> [TASK TO CARRY OUT]
Identify the lines that contain the word "text" and copy each one.

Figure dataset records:
--------------------------------------------------
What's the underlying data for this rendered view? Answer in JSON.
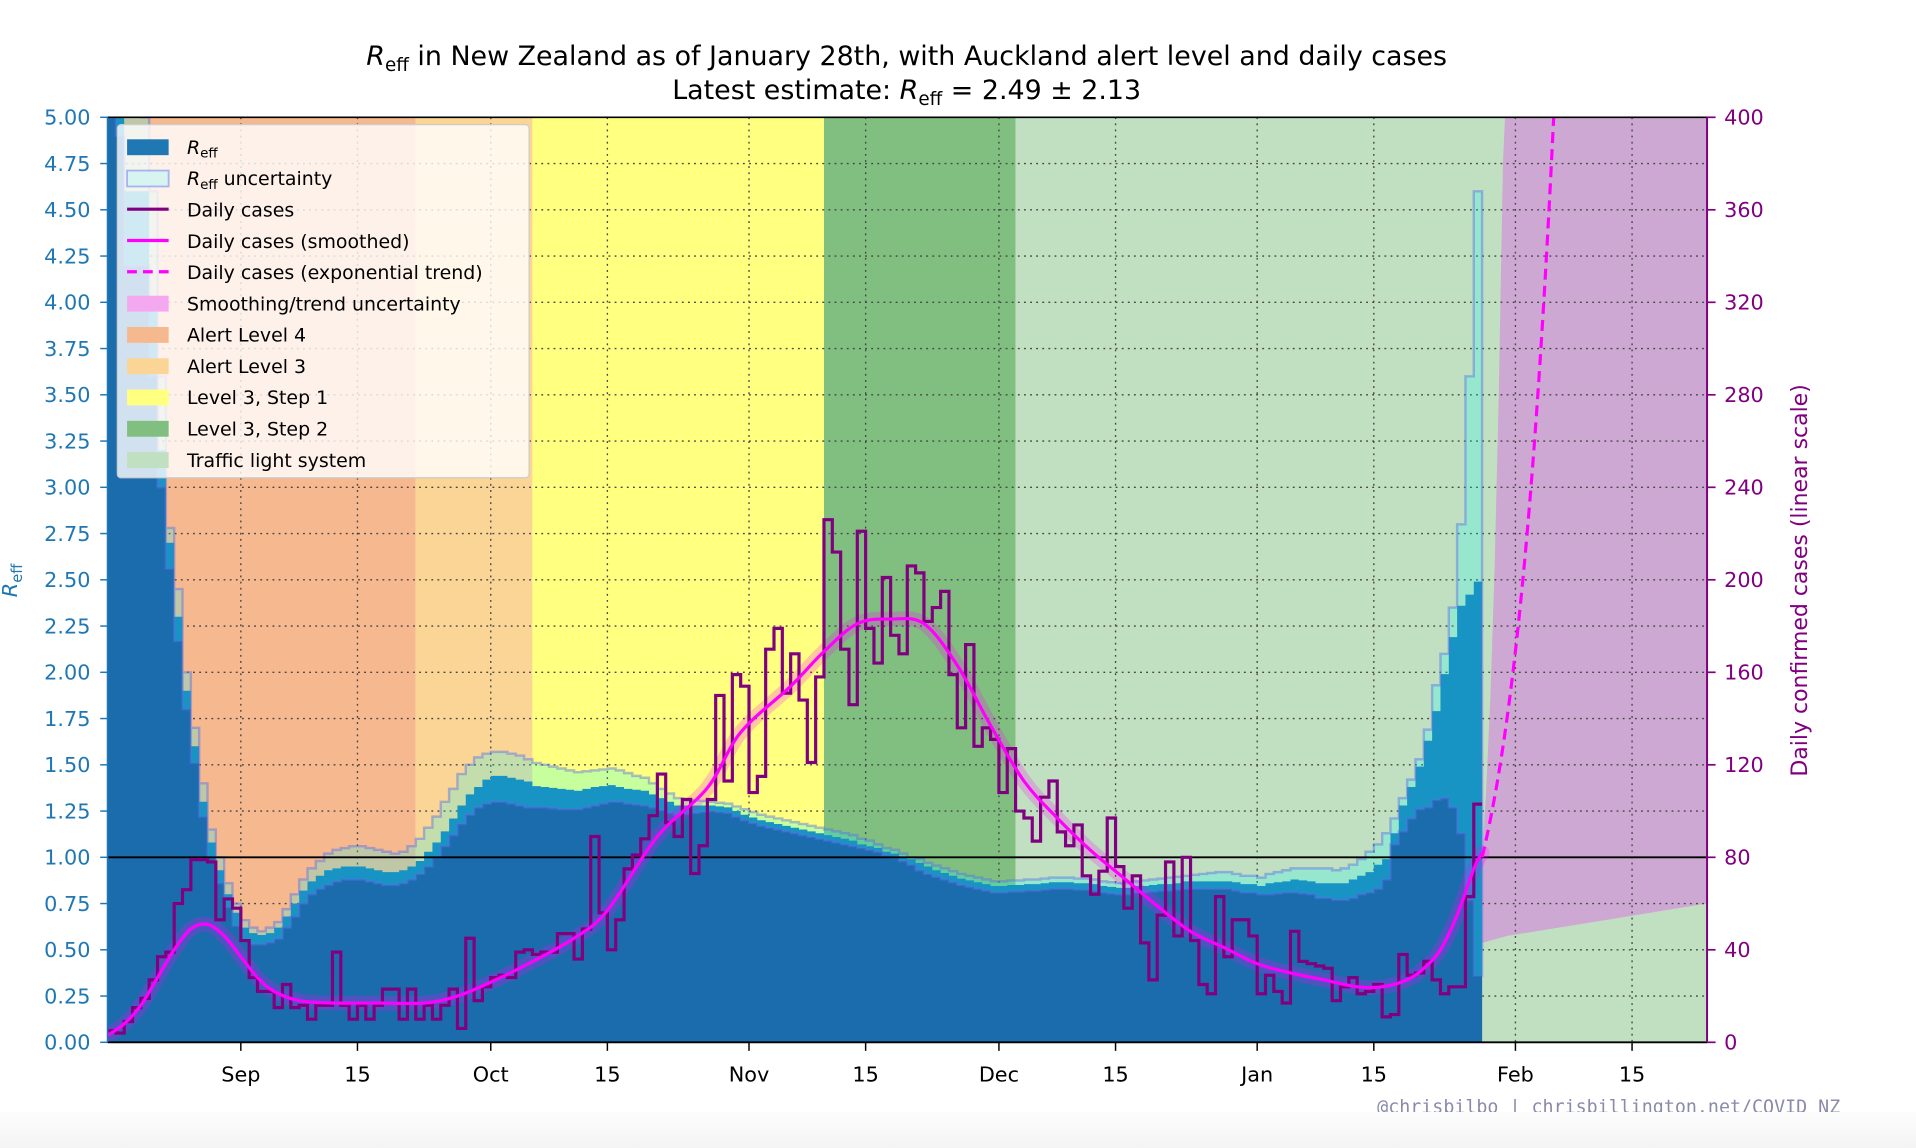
{
  "colors": {
    "reff": "#1f77b4",
    "reff_uncertainty_fill": "rgba(0,255,255,0.22)",
    "reff_uncertainty_edge": "rgba(90,110,230,0.45)",
    "daily_cases": "#800080",
    "smoothed": "#ff00ff",
    "smoothing_uncertainty": "rgba(255,0,255,0.22)",
    "left_axis": "#1f77b4",
    "right_axis": "#800080",
    "footer": "#8a8aaa"
  },
  "chart_data": {
    "type": "line",
    "title": {
      "symbol": "R",
      "sub": "eff",
      "text": " in New Zealand as of January 28th, with Auckland alert level and daily cases"
    },
    "subtitle": {
      "text": "Latest estimate: ",
      "symbol": "R",
      "sub": "eff",
      "value": " = 2.49 ± 2.13"
    },
    "x_axis": {
      "unit": "days since Aug 16",
      "range": [
        0,
        192
      ],
      "ticks": [
        {
          "day": 16,
          "label": "Sep"
        },
        {
          "day": 30,
          "label": "15"
        },
        {
          "day": 46,
          "label": "Oct"
        },
        {
          "day": 60,
          "label": "15"
        },
        {
          "day": 77,
          "label": "Nov"
        },
        {
          "day": 91,
          "label": "15"
        },
        {
          "day": 107,
          "label": "Dec"
        },
        {
          "day": 121,
          "label": "15"
        },
        {
          "day": 138,
          "label": "Jan"
        },
        {
          "day": 152,
          "label": "15"
        },
        {
          "day": 169,
          "label": "Feb"
        },
        {
          "day": 183,
          "label": "15"
        }
      ],
      "grid": true
    },
    "y_left": {
      "label_symbol": "R",
      "label_sub": "eff",
      "range": [
        0,
        5
      ],
      "ticks": [
        "0.00",
        "0.25",
        "0.50",
        "0.75",
        "1.00",
        "1.25",
        "1.50",
        "1.75",
        "2.00",
        "2.25",
        "2.50",
        "2.75",
        "3.00",
        "3.25",
        "3.50",
        "3.75",
        "4.00",
        "4.25",
        "4.50",
        "4.75",
        "5.00"
      ],
      "grid": true
    },
    "y_right": {
      "label": "Daily confirmed cases (linear scale)",
      "range": [
        0,
        400
      ],
      "ticks": [
        "0",
        "40",
        "80",
        "120",
        "160",
        "200",
        "240",
        "280",
        "320",
        "360",
        "400"
      ]
    },
    "reference_line_reff": 1.0,
    "bands": [
      {
        "name": "Alert Level 4",
        "start_day": 0,
        "end_day": 37,
        "color": "#f6b88f"
      },
      {
        "name": "Alert Level 3",
        "start_day": 37,
        "end_day": 51,
        "color": "#fad595"
      },
      {
        "name": "Level 3, Step 1",
        "start_day": 51,
        "end_day": 86,
        "color": "#ffff80"
      },
      {
        "name": "Level 3, Step 2",
        "start_day": 86,
        "end_day": 109,
        "color": "#80bf80"
      },
      {
        "name": "Traffic light system",
        "start_day": 109,
        "end_day": 192,
        "color": "#c1e0c1"
      }
    ],
    "reff": {
      "value": [
        5.0,
        5.0,
        4.6,
        4.6,
        4.6,
        4.0,
        3.2,
        2.7,
        2.3,
        1.9,
        1.6,
        1.3,
        1.08,
        0.93,
        0.8,
        0.7,
        0.62,
        0.59,
        0.58,
        0.59,
        0.62,
        0.68,
        0.75,
        0.82,
        0.87,
        0.9,
        0.93,
        0.94,
        0.95,
        0.95,
        0.95,
        0.94,
        0.93,
        0.92,
        0.92,
        0.93,
        0.95,
        0.98,
        1.03,
        1.08,
        1.14,
        1.21,
        1.28,
        1.34,
        1.38,
        1.42,
        1.44,
        1.44,
        1.43,
        1.42,
        1.41,
        1.385,
        1.38,
        1.375,
        1.37,
        1.365,
        1.36,
        1.37,
        1.38,
        1.385,
        1.39,
        1.38,
        1.37,
        1.365,
        1.36,
        1.34,
        1.32,
        1.3,
        1.28,
        1.28,
        1.28,
        1.28,
        1.28,
        1.275,
        1.27,
        1.25,
        1.23,
        1.215,
        1.2,
        1.19,
        1.18,
        1.17,
        1.16,
        1.15,
        1.14,
        1.13,
        1.12,
        1.11,
        1.1,
        1.09,
        1.07,
        1.06,
        1.05,
        1.03,
        1.02,
        1.0,
        0.99,
        0.97,
        0.95,
        0.93,
        0.915,
        0.9,
        0.885,
        0.875,
        0.865,
        0.855,
        0.845,
        0.845,
        0.85,
        0.85,
        0.855,
        0.855,
        0.86,
        0.865,
        0.865,
        0.865,
        0.86,
        0.86,
        0.855,
        0.845,
        0.84,
        0.835,
        0.835,
        0.845,
        0.845,
        0.85,
        0.855,
        0.855,
        0.86,
        0.87,
        0.87,
        0.87,
        0.87,
        0.87,
        0.87,
        0.865,
        0.855,
        0.855,
        0.845,
        0.86,
        0.865,
        0.87,
        0.88,
        0.875,
        0.87,
        0.86,
        0.86,
        0.86,
        0.86,
        0.88,
        0.9,
        0.92,
        0.96,
        0.99,
        1.13,
        1.28,
        1.38,
        1.49,
        1.63,
        1.79,
        1.99,
        2.19,
        2.36,
        2.42,
        2.49
      ],
      "lower": [
        5.0,
        4.9,
        4.2,
        4.2,
        4.2,
        3.6,
        3.0,
        2.56,
        2.17,
        1.8,
        1.51,
        1.22,
        1.0,
        0.86,
        0.73,
        0.63,
        0.55,
        0.53,
        0.53,
        0.54,
        0.56,
        0.62,
        0.68,
        0.75,
        0.8,
        0.83,
        0.85,
        0.87,
        0.88,
        0.88,
        0.88,
        0.87,
        0.86,
        0.85,
        0.85,
        0.86,
        0.88,
        0.91,
        0.95,
        1.0,
        1.06,
        1.12,
        1.18,
        1.23,
        1.27,
        1.29,
        1.3,
        1.3,
        1.29,
        1.28,
        1.27,
        1.27,
        1.27,
        1.265,
        1.26,
        1.26,
        1.26,
        1.27,
        1.28,
        1.29,
        1.3,
        1.3,
        1.29,
        1.285,
        1.28,
        1.27,
        1.255,
        1.24,
        1.23,
        1.235,
        1.24,
        1.245,
        1.25,
        1.245,
        1.24,
        1.22,
        1.2,
        1.185,
        1.17,
        1.16,
        1.15,
        1.14,
        1.13,
        1.12,
        1.11,
        1.1,
        1.09,
        1.08,
        1.07,
        1.06,
        1.05,
        1.04,
        1.03,
        1.01,
        1.0,
        0.98,
        0.96,
        0.93,
        0.91,
        0.895,
        0.88,
        0.865,
        0.85,
        0.84,
        0.83,
        0.82,
        0.81,
        0.81,
        0.815,
        0.815,
        0.82,
        0.82,
        0.825,
        0.83,
        0.83,
        0.83,
        0.825,
        0.825,
        0.82,
        0.81,
        0.805,
        0.8,
        0.8,
        0.81,
        0.81,
        0.815,
        0.82,
        0.82,
        0.825,
        0.83,
        0.83,
        0.83,
        0.83,
        0.83,
        0.83,
        0.82,
        0.81,
        0.81,
        0.8,
        0.8,
        0.805,
        0.81,
        0.81,
        0.805,
        0.8,
        0.78,
        0.78,
        0.77,
        0.77,
        0.78,
        0.8,
        0.81,
        0.83,
        0.88,
        1.07,
        1.14,
        1.21,
        1.26,
        1.27,
        1.31,
        1.32,
        1.27,
        1.13,
        0.77,
        0.36
      ],
      "upper": [
        5.2,
        5.2,
        5.2,
        5.2,
        5.0,
        4.6,
        3.6,
        2.78,
        2.45,
        2.0,
        1.7,
        1.4,
        1.15,
        1.0,
        0.86,
        0.75,
        0.66,
        0.62,
        0.6,
        0.62,
        0.65,
        0.72,
        0.8,
        0.88,
        0.94,
        0.98,
        1.02,
        1.04,
        1.05,
        1.06,
        1.06,
        1.05,
        1.04,
        1.03,
        1.02,
        1.03,
        1.06,
        1.1,
        1.16,
        1.22,
        1.3,
        1.37,
        1.45,
        1.5,
        1.54,
        1.56,
        1.57,
        1.57,
        1.56,
        1.55,
        1.53,
        1.51,
        1.5,
        1.49,
        1.48,
        1.47,
        1.46,
        1.465,
        1.47,
        1.475,
        1.48,
        1.47,
        1.455,
        1.44,
        1.43,
        1.4,
        1.37,
        1.345,
        1.32,
        1.315,
        1.31,
        1.305,
        1.3,
        1.295,
        1.29,
        1.275,
        1.26,
        1.245,
        1.23,
        1.22,
        1.21,
        1.2,
        1.19,
        1.18,
        1.17,
        1.16,
        1.15,
        1.14,
        1.13,
        1.12,
        1.1,
        1.09,
        1.07,
        1.05,
        1.04,
        1.02,
        1.0,
        0.99,
        0.97,
        0.955,
        0.94,
        0.925,
        0.91,
        0.9,
        0.89,
        0.88,
        0.87,
        0.87,
        0.875,
        0.875,
        0.88,
        0.88,
        0.885,
        0.89,
        0.89,
        0.89,
        0.885,
        0.885,
        0.88,
        0.87,
        0.865,
        0.86,
        0.86,
        0.87,
        0.875,
        0.88,
        0.885,
        0.89,
        0.895,
        0.9,
        0.905,
        0.91,
        0.915,
        0.92,
        0.92,
        0.91,
        0.9,
        0.9,
        0.89,
        0.91,
        0.92,
        0.93,
        0.94,
        0.94,
        0.94,
        0.94,
        0.94,
        0.93,
        0.94,
        0.96,
        0.99,
        1.03,
        1.07,
        1.13,
        1.21,
        1.32,
        1.42,
        1.53,
        1.69,
        1.93,
        2.1,
        2.35,
        2.8,
        3.6,
        4.6
      ]
    },
    "daily_cases": [
      5,
      4,
      9,
      15,
      19,
      27,
      37,
      39,
      60,
      66,
      79,
      79,
      78,
      53,
      62,
      58,
      44,
      28,
      22,
      22,
      15,
      25,
      15,
      16,
      10,
      16,
      16,
      39,
      16,
      10,
      16,
      10,
      16,
      23,
      23,
      10,
      23,
      10,
      16,
      10,
      16,
      23,
      6,
      45,
      18,
      24,
      28,
      29,
      28,
      39,
      40,
      38,
      39,
      39,
      47,
      47,
      36,
      49,
      89,
      56,
      40,
      53,
      75,
      81,
      88,
      98,
      116,
      95,
      89,
      105,
      73,
      85,
      105,
      150,
      113,
      159,
      154,
      108,
      115,
      170,
      179,
      151,
      168,
      148,
      121,
      158,
      226,
      212,
      170,
      146,
      221,
      179,
      164,
      201,
      176,
      168,
      206,
      203,
      182,
      188,
      195,
      159,
      136,
      172,
      128,
      136,
      131,
      108,
      127,
      100,
      97,
      87,
      106,
      113,
      91,
      85,
      94,
      72,
      64,
      74,
      97,
      76,
      58,
      72,
      43,
      27,
      55,
      78,
      46,
      80,
      44,
      25,
      21,
      63,
      37,
      53,
      53,
      46,
      21,
      29,
      22,
      17,
      48,
      35,
      34,
      33,
      32,
      18,
      24,
      28,
      21,
      22,
      25,
      11,
      12,
      38,
      29,
      30,
      35,
      27,
      21,
      24,
      24,
      63,
      103
    ],
    "smoothed": {
      "days": [
        0,
        2,
        4,
        6,
        8,
        10,
        12,
        14,
        16,
        18,
        20,
        23,
        27,
        32,
        38,
        42,
        46,
        50,
        56,
        60,
        66,
        72,
        76,
        82,
        86,
        90,
        94,
        98,
        102,
        106,
        110,
        114,
        118,
        122,
        126,
        130,
        134,
        138,
        142,
        146,
        150,
        153,
        156,
        158,
        160,
        162,
        164,
        165
      ],
      "values": [
        3,
        8,
        16,
        28,
        40,
        49,
        51,
        46,
        37,
        28,
        22,
        18,
        17,
        17,
        17,
        20,
        26,
        33,
        45,
        57,
        89,
        110,
        134,
        154,
        169,
        181,
        183,
        181,
        163,
        137,
        113,
        97,
        83,
        71,
        59,
        48,
        41,
        34,
        30,
        27,
        24,
        24,
        27,
        32,
        40,
        55,
        75,
        82
      ]
    },
    "exponential_trend": {
      "start_day": 165,
      "start_value": 80,
      "doubling_time_days": 3.7,
      "end_day": 174
    },
    "trend_uncertainty": {
      "days": [
        165,
        165.5,
        166,
        166.5,
        167,
        167.5,
        168,
        192
      ],
      "upper": [
        80,
        110,
        150,
        205,
        280,
        380,
        420,
        420
      ],
      "lower": [
        43,
        43.5,
        44,
        44.5,
        45,
        45.5,
        46,
        60
      ]
    },
    "legend": {
      "placement": "top-left",
      "entries": [
        {
          "kind": "patch",
          "symbol": "R",
          "sub": "eff",
          "label": "",
          "style": "reff"
        },
        {
          "kind": "patch",
          "symbol": "R",
          "sub": "eff",
          "label": " uncertainty",
          "style": "reff_unc"
        },
        {
          "kind": "line",
          "label": "Daily cases",
          "style": "cases"
        },
        {
          "kind": "line",
          "label": "Daily cases (smoothed)",
          "style": "smoothed"
        },
        {
          "kind": "line",
          "label": "Daily cases (exponential trend)",
          "style": "trend"
        },
        {
          "kind": "patch",
          "label": "Smoothing/trend uncertainty",
          "style": "smooth_unc"
        },
        {
          "kind": "patch",
          "label": "Alert Level 4",
          "style": "band0"
        },
        {
          "kind": "patch",
          "label": "Alert Level 3",
          "style": "band1"
        },
        {
          "kind": "patch",
          "label": "Level 3, Step 1",
          "style": "band2"
        },
        {
          "kind": "patch",
          "label": "Level 3, Step 2",
          "style": "band3"
        },
        {
          "kind": "patch",
          "label": "Traffic light system",
          "style": "band4"
        }
      ]
    }
  },
  "footer": "@chrisbilbo | chrisbillington.net/COVID_NZ"
}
--------------------------------------------------
> [SOLUTION FOR THIS EXERCISE]
      "text": " in New Zealand as of January 28th, with Auckland alert level and daily cases"
      "text": "Latest estimate: ",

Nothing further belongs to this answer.